- **Instruction**
Collect all lines below with the string "Postări".

######

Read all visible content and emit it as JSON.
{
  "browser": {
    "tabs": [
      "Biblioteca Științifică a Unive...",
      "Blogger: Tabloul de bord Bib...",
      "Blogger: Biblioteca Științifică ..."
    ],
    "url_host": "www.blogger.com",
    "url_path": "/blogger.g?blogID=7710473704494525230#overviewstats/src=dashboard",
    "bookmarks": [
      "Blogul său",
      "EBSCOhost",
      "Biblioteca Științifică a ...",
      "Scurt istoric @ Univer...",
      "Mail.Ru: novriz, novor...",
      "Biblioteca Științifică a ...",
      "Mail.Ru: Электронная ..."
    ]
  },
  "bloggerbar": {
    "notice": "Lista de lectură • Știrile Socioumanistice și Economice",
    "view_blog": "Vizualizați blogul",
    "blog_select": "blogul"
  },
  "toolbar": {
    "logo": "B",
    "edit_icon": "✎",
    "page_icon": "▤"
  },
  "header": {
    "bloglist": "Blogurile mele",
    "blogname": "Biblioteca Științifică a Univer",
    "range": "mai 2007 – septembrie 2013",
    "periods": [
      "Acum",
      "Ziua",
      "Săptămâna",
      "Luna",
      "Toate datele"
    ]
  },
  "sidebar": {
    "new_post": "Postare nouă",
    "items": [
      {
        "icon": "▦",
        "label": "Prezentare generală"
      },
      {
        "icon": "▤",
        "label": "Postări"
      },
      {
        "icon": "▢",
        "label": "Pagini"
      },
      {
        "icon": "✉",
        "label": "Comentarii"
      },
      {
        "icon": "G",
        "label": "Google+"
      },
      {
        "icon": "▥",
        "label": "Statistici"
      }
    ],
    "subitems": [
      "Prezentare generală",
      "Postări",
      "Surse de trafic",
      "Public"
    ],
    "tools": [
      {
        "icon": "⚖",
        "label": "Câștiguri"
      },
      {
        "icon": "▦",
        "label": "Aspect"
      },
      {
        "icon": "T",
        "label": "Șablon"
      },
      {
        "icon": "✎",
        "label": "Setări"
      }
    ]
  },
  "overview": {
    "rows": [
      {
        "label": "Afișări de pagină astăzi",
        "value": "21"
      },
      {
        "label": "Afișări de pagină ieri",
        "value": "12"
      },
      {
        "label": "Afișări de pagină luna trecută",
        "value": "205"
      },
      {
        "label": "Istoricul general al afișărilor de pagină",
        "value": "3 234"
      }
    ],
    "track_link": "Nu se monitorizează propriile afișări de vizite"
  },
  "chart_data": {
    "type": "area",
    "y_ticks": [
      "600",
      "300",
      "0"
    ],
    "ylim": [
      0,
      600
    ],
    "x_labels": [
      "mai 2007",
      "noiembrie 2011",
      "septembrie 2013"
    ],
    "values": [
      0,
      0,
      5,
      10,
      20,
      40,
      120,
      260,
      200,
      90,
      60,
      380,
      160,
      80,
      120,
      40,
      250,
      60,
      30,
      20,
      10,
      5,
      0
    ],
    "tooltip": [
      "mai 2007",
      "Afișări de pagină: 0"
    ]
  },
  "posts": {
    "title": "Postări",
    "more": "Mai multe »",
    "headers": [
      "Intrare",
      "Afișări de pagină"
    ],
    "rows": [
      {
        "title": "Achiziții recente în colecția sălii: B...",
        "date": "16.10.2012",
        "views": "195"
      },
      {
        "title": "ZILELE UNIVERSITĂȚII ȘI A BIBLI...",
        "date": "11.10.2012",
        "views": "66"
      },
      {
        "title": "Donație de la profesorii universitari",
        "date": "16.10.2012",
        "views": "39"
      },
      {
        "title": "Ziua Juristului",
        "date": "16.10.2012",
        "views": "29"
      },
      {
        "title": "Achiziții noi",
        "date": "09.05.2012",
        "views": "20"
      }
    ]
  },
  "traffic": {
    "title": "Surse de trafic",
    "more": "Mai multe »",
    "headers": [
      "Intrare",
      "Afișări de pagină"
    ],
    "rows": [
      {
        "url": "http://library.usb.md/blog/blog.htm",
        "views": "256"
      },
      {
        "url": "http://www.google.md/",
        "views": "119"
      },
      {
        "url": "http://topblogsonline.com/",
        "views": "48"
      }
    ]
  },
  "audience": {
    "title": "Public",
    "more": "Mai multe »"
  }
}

######

- **Result of this task**
        "label": "Postări"
      "Postări",
    "title": "Postări",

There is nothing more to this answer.